> Job:
Pick out each line of the records that includes the string "населению", and copy it.

> Record list:

** BEGIN **

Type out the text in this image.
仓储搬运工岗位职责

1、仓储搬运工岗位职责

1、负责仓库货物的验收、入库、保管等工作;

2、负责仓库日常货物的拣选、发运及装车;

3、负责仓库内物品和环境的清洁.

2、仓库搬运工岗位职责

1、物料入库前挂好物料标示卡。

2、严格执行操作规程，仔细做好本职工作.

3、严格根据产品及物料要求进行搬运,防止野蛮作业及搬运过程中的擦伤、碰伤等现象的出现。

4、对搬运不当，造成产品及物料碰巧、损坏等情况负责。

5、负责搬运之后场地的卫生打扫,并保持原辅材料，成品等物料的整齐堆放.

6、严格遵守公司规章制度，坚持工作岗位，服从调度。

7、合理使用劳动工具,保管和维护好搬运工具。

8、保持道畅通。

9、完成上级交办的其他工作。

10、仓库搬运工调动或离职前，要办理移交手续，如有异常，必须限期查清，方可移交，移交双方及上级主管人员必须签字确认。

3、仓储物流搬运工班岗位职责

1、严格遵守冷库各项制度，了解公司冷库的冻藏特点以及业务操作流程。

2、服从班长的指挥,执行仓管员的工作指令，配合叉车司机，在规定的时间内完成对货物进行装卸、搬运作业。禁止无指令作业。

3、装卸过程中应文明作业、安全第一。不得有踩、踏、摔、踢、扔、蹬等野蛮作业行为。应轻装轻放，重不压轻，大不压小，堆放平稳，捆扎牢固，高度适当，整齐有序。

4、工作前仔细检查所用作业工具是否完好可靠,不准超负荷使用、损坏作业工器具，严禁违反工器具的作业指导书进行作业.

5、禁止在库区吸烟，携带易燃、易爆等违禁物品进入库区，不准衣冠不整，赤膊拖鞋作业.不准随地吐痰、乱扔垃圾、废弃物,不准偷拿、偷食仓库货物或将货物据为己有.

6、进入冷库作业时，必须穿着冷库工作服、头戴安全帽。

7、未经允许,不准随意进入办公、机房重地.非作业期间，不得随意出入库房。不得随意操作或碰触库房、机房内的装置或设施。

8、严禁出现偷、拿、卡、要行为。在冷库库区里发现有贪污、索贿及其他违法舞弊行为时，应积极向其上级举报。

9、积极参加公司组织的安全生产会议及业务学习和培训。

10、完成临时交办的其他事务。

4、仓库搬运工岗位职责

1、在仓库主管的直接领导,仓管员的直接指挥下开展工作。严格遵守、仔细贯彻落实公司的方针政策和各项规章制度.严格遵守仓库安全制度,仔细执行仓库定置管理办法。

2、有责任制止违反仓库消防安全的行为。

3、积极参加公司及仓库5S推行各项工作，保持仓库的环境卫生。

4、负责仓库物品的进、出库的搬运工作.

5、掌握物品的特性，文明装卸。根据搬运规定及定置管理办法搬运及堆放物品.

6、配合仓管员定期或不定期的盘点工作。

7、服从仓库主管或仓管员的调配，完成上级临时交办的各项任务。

** END **
** BEGIN **

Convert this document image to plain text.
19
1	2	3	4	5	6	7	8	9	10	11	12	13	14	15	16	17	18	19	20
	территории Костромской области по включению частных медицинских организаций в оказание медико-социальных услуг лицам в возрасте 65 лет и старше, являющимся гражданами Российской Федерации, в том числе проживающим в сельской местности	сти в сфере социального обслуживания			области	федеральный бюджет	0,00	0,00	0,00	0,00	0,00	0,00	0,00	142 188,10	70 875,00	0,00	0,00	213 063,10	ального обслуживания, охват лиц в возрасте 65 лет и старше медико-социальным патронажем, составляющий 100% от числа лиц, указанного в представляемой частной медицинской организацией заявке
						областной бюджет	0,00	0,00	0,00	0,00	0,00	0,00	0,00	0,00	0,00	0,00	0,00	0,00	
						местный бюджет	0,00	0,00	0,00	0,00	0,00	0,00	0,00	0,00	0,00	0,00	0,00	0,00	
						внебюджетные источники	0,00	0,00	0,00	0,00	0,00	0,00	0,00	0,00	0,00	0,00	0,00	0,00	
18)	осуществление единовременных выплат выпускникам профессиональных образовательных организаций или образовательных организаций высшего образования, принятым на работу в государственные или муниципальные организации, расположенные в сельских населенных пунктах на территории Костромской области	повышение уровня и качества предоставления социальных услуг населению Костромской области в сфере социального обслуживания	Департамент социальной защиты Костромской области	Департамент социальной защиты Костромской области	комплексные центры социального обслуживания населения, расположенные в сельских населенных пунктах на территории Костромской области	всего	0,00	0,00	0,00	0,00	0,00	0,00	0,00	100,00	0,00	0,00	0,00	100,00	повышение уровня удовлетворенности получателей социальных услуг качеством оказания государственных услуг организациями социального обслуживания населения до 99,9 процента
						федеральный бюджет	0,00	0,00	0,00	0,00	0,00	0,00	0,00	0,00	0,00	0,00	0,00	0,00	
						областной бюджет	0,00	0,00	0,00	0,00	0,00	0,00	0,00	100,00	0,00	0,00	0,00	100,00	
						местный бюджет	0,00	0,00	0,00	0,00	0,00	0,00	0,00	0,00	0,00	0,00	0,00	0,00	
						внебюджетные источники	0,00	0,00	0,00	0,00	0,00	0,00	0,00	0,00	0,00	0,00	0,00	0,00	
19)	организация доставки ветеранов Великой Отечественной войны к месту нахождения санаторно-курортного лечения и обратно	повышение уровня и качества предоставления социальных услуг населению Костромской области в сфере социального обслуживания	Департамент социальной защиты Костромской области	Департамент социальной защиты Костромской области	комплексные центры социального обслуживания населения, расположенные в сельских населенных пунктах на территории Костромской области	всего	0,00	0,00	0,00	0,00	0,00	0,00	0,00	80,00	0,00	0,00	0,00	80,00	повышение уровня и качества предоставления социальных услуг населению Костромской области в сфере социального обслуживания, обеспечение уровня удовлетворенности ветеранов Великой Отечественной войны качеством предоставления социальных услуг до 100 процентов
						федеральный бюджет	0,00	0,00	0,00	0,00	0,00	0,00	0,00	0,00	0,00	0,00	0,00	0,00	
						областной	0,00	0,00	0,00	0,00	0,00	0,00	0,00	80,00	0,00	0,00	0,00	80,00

** END **

> Exercise response:
18)	осуществление единовременных выплат выпускникам профессиональных образовательных организаций или образовательных организаций высшего образования, принятым на работу в государственные или муниципальные организации, расположенные в сельских населенных пунктах на территории Костромской области	повышение уровня и качества предоставления социальных услуг населению Костромской области в сфере социального обслуживания	Департамент социальной защиты Костромской области	Департамент социальной защиты Костромской области	комплексные центры социального обслуживания населения, расположенные в сельских населенных пунктах на территории Костромской области	всего	0,00	0,00	0,00	0,00	0,00	0,00	0,00	100,00	0,00	0,00	0,00	100,00	повышение уровня удовлетворенности получателей социальных услуг качеством оказания государственных услуг организациями социального обслуживания населения до 99,9 процента
19)	организация доставки ветеранов Великой Отечественной войны к месту нахождения санаторно-курортного лечения и обратно	повышение уровня и качества предоставления социальных услуг населению Костромской области в сфере социального обслуживания	Департамент социальной защиты Костромской области	Департамент социальной защиты Костромской области	комплексные центры социального обслуживания населения, расположенные в сельских населенных пунктах на территории Костромской области	всего	0,00	0,00	0,00	0,00	0,00	0,00	0,00	80,00	0,00	0,00	0,00	80,00	повышение уровня и качества предоставления социальных услуг населению Костромской области в сфере социального обслуживания, обеспечение уровня удовлетворенности ветеранов Великой Отечественной войны качеством предоставления социальных услуг до 100 процентов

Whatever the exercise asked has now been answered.